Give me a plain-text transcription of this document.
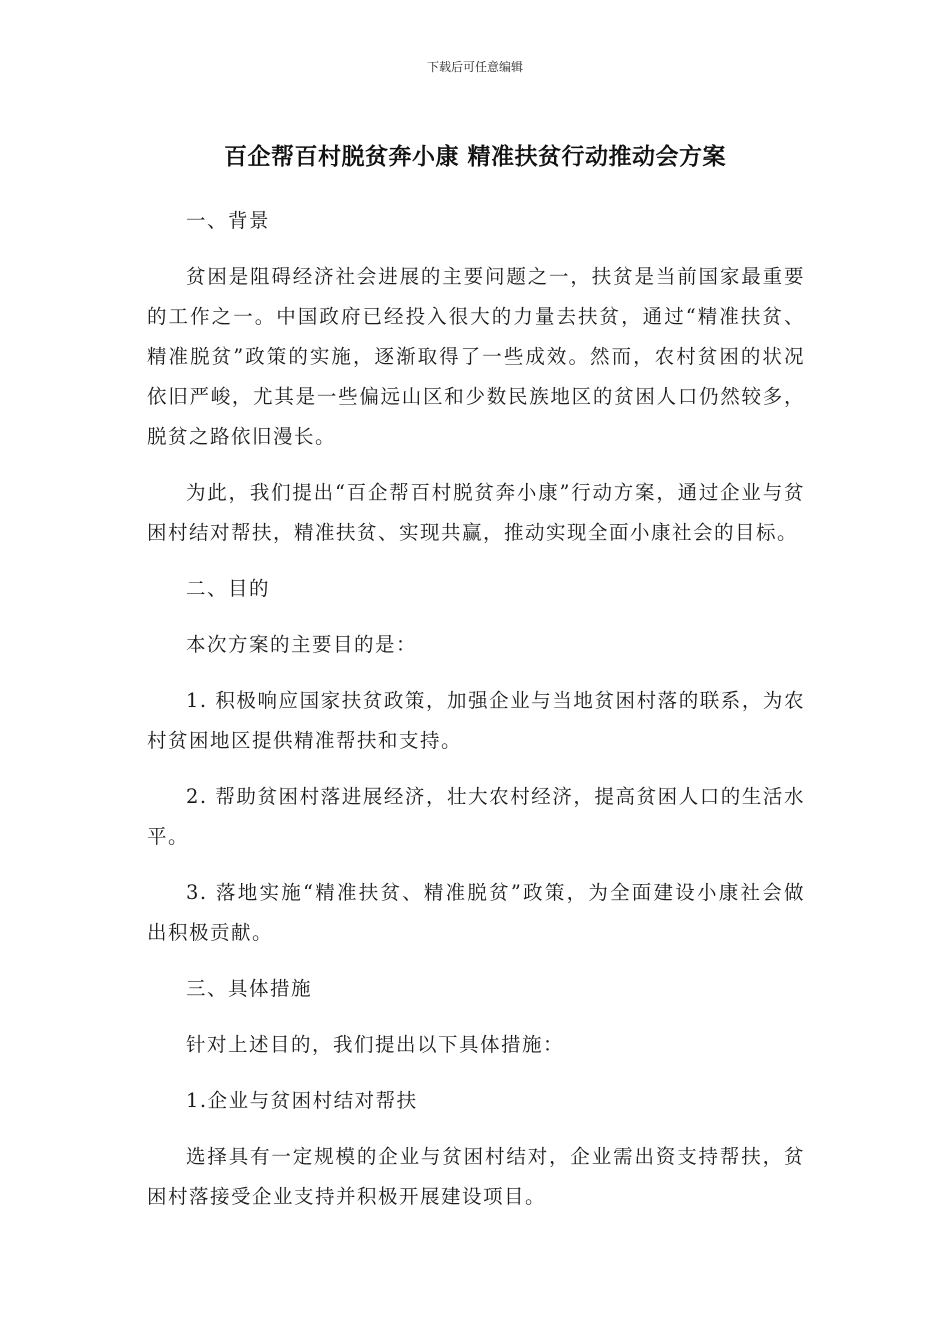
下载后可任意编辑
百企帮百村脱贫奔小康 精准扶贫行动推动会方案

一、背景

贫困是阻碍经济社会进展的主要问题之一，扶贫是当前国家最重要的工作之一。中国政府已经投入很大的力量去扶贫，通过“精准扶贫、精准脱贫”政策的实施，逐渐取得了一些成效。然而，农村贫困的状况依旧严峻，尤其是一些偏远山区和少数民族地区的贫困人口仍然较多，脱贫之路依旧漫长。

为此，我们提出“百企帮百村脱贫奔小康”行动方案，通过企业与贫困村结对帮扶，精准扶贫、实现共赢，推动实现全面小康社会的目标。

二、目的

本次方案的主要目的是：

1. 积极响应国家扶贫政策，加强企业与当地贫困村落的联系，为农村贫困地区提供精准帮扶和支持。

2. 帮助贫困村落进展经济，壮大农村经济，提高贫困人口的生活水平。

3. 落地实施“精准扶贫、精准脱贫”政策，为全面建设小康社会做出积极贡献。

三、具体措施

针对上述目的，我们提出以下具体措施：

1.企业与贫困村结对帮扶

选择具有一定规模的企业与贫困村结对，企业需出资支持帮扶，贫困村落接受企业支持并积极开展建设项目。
____________
> _Exercise brief_:
Output every entry exactly as given; pictures are not part of the copy.

> _Reply to the task_:
Give me a plain-text transcription of this document.
下载后可任意编辑
百企帮百村脱贫奔小康 精准扶贫行动推动会方案

一、背景

贫困是阻碍经济社会进展的主要问题之一，扶贫是当前国家最重要的工作之一。中国政府已经投入很大的力量去扶贫，通过“精准扶贫、精准脱贫”政策的实施，逐渐取得了一些成效。然而，农村贫困的状况依旧严峻，尤其是一些偏远山区和少数民族地区的贫困人口仍然较多，脱贫之路依旧漫长。

为此，我们提出“百企帮百村脱贫奔小康”行动方案，通过企业与贫困村结对帮扶，精准扶贫、实现共赢，推动实现全面小康社会的目标。

二、目的

本次方案的主要目的是：

1. 积极响应国家扶贫政策，加强企业与当地贫困村落的联系，为农村贫困地区提供精准帮扶和支持。

2. 帮助贫困村落进展经济，壮大农村经济，提高贫困人口的生活水平。

3. 落地实施“精准扶贫、精准脱贫”政策，为全面建设小康社会做出积极贡献。

三、具体措施

针对上述目的，我们提出以下具体措施：

1.企业与贫困村结对帮扶

选择具有一定规模的企业与贫困村结对，企业需出资支持帮扶，贫困村落接受企业支持并积极开展建设项目。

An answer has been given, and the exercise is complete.